- **GIVEN TASK**
Write each record again exactly as it stands.

- **DATASET EXCERPTS**

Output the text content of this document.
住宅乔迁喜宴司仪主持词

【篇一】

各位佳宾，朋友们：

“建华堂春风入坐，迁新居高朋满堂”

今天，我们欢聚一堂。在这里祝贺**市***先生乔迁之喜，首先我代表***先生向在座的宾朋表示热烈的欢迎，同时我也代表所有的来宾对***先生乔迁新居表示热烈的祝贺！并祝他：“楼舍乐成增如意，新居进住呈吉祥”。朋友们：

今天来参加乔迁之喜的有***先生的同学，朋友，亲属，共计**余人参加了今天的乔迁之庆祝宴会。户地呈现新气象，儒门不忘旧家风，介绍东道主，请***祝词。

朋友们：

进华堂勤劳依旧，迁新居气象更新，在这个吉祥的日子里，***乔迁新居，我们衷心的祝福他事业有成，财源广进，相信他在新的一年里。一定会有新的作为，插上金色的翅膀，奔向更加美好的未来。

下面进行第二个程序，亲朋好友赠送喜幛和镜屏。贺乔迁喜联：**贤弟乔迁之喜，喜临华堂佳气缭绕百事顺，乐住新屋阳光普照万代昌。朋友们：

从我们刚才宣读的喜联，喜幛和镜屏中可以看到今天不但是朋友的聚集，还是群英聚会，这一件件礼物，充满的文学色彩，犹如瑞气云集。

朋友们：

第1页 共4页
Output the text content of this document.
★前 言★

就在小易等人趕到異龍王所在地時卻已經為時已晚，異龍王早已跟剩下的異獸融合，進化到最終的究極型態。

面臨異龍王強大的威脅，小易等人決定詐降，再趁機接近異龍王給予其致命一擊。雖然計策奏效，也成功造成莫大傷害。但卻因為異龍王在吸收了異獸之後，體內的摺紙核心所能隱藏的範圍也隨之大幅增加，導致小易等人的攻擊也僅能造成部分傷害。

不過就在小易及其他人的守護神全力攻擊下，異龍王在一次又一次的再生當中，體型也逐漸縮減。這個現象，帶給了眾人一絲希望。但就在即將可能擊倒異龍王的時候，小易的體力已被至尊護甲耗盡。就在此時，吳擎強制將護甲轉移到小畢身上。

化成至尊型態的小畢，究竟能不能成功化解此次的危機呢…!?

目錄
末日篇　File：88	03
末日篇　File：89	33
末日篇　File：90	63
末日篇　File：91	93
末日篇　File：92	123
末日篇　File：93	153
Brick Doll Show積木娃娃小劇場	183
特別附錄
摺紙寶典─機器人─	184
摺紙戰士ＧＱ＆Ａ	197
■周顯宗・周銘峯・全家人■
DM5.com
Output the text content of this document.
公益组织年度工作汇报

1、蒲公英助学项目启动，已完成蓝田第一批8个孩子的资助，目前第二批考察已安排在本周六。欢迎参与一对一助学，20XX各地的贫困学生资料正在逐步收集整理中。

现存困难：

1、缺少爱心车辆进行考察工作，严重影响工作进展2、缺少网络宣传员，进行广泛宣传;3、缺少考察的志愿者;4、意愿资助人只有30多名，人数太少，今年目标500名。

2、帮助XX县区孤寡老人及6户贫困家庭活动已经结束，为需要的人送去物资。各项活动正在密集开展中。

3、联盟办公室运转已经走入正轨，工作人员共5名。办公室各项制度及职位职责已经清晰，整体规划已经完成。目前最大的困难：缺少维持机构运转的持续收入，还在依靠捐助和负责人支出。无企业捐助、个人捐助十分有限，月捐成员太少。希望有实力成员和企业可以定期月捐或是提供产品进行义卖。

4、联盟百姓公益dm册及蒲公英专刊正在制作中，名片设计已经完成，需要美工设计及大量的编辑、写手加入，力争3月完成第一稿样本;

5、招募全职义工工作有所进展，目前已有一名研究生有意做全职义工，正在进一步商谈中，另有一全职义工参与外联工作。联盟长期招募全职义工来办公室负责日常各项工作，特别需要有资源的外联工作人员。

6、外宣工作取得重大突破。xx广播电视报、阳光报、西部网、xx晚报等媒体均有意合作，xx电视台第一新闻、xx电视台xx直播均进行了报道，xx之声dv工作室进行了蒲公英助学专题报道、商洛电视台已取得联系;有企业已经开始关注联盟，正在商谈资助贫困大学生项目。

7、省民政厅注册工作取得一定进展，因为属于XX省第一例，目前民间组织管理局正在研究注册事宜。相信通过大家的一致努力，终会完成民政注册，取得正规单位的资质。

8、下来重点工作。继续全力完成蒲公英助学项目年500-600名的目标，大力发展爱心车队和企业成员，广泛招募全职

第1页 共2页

- **RESPONSE BELOW**
Output the text content of this document.
住宅乔迁喜宴司仪主持词

【篇一】

各位佳宾，朋友们：

“建华堂春风入坐，迁新居高朋满堂”

今天，我们欢聚一堂。在这里祝贺**市***先生乔迁之喜，首先我代表***先生向在座的宾朋表示热烈的欢迎，同时我也代表所有的来宾对***先生乔迁新居表示热烈的祝贺！并祝他：“楼舍乐成增如意，新居进住呈吉祥”。朋友们：

今天来参加乔迁之喜的有***先生的同学，朋友，亲属，共计**余人参加了今天的乔迁之庆祝宴会。户地呈现新气象，儒门不忘旧家风，介绍东道主，请***祝词。

朋友们：

进华堂勤劳依旧，迁新居气象更新，在这个吉祥的日子里，***乔迁新居，我们衷心的祝福他事业有成，财源广进，相信他在新的一年里。一定会有新的作为，插上金色的翅膀，奔向更加美好的未来。

下面进行第二个程序，亲朋好友赠送喜幛和镜屏。贺乔迁喜联：**贤弟乔迁之喜，喜临华堂佳气缭绕百事顺，乐住新屋阳光普照万代昌。朋友们：

从我们刚才宣读的喜联，喜幛和镜屏中可以看到今天不但是朋友的聚集，还是群英聚会，这一件件礼物，充满的文学色彩，犹如瑞气云集。

朋友们：

第1页 共4页
Output the text content of this document.
★前 言★

就在小易等人趕到異龍王所在地時卻已經為時已晚，異龍王早已跟剩下的異獸融合，進化到最終的究極型態。

面臨異龍王強大的威脅，小易等人決定詐降，再趁機接近異龍王給予其致命一擊。雖然計策奏效，也成功造成莫大傷害。但卻因為異龍王在吸收了異獸之後，體內的摺紙核心所能隱藏的範圍也隨之大幅增加，導致小易等人的攻擊也僅能造成部分傷害。

不過就在小易及其他人的守護神全力攻擊下，異龍王在一次又一次的再生當中，體型也逐漸縮減。這個現象，帶給了眾人一絲希望。但就在即將可能擊倒異龍王的時候，小易的體力已被至尊護甲耗盡。就在此時，吳擎強制將護甲轉移到小畢身上。

化成至尊型態的小畢，究竟能不能成功化解此次的危機呢…!?

目錄
末日篇　File：88	03
末日篇　File：89	33
末日篇　File：90	63
末日篇　File：91	93
末日篇　File：92	123
末日篇　File：93	153
Brick Doll Show積木娃娃小劇場	183
特別附錄
摺紙寶典─機器人─	184
摺紙戰士ＧＱ＆Ａ	197
■周顯宗・周銘峯・全家人■
DM5.com
Output the text content of this document.
公益组织年度工作汇报

1、蒲公英助学项目启动，已完成蓝田第一批8个孩子的资助，目前第二批考察已安排在本周六。欢迎参与一对一助学，20XX各地的贫困学生资料正在逐步收集整理中。

现存困难：

1、缺少爱心车辆进行考察工作，严重影响工作进展2、缺少网络宣传员，进行广泛宣传;3、缺少考察的志愿者;4、意愿资助人只有30多名，人数太少，今年目标500名。

2、帮助XX县区孤寡老人及6户贫困家庭活动已经结束，为需要的人送去物资。各项活动正在密集开展中。

3、联盟办公室运转已经走入正轨，工作人员共5名。办公室各项制度及职位职责已经清晰，整体规划已经完成。目前最大的困难：缺少维持机构运转的持续收入，还在依靠捐助和负责人支出。无企业捐助、个人捐助十分有限，月捐成员太少。希望有实力成员和企业可以定期月捐或是提供产品进行义卖。

4、联盟百姓公益dm册及蒲公英专刊正在制作中，名片设计已经完成，需要美工设计及大量的编辑、写手加入，力争3月完成第一稿样本;

5、招募全职义工工作有所进展，目前已有一名研究生有意做全职义工，正在进一步商谈中，另有一全职义工参与外联工作。联盟长期招募全职义工来办公室负责日常各项工作，特别需要有资源的外联工作人员。

6、外宣工作取得重大突破。xx广播电视报、阳光报、西部网、xx晚报等媒体均有意合作，xx电视台第一新闻、xx电视台xx直播均进行了报道，xx之声dv工作室进行了蒲公英助学专题报道、商洛电视台已取得联系;有企业已经开始关注联盟，正在商谈资助贫困大学生项目。

7、省民政厅注册工作取得一定进展，因为属于XX省第一例，目前民间组织管理局正在研究注册事宜。相信通过大家的一致努力，终会完成民政注册，取得正规单位的资质。

8、下来重点工作。继续全力完成蒲公英助学项目年500-600名的目标，大力发展爱心车队和企业成员，广泛招募全职

第1页 共2页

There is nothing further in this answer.